* START Given data *

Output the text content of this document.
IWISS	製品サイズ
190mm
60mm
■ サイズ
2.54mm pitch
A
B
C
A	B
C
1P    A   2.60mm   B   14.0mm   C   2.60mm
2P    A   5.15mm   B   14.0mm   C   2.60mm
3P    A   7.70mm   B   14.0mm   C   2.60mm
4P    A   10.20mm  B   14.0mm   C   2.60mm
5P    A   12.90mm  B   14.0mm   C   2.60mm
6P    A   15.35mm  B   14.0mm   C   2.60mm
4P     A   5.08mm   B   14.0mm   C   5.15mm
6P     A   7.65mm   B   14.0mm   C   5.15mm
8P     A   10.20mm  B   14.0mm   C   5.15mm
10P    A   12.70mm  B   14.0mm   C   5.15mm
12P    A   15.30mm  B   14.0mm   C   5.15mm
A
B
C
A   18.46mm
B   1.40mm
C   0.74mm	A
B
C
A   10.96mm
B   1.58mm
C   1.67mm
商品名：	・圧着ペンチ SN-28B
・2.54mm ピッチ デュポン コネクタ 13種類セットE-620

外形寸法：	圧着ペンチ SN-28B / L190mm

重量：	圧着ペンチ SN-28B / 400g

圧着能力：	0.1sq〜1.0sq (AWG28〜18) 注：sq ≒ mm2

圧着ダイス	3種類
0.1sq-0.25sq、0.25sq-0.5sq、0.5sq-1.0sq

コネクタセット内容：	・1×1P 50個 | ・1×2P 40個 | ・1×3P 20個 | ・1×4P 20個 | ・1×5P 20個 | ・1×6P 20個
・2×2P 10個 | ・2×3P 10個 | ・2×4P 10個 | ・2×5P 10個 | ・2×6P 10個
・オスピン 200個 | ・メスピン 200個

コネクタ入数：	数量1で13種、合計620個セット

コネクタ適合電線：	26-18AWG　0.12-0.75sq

* END Given data *
* START Given data *

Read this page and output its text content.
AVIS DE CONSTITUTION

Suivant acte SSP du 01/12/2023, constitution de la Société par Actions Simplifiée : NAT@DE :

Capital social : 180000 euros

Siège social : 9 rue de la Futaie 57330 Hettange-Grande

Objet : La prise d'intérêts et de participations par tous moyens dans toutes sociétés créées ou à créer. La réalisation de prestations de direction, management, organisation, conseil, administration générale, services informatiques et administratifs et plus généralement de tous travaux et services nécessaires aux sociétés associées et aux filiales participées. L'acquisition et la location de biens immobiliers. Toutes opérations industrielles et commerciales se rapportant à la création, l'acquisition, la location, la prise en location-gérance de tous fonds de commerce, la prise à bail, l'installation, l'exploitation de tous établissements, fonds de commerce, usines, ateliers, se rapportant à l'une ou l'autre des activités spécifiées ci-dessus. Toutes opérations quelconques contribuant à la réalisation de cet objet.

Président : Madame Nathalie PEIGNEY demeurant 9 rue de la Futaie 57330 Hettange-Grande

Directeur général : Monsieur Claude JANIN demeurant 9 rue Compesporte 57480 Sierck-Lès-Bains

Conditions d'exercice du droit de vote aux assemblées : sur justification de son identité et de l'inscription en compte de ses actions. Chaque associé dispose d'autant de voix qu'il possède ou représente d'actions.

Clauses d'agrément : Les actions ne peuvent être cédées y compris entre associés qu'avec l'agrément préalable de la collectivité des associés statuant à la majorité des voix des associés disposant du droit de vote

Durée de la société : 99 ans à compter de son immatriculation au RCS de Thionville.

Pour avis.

* END Given data *

» Written problem: Copy out all lines above that include the string "voix".

» Solution for this task:
Conditions d'exercice du droit de vote aux assemblées : sur justification de son identité et de l'inscription en compte de ses actions. Chaque associé dispose d'autant de voix qu'il possède ou représente d'actions.
Clauses d'agrément : Les actions ne peuvent être cédées y compris entre associés qu'avec l'agrément préalable de la collectivité des associés statuant à la majorité des voix des associés disposant du droit de vote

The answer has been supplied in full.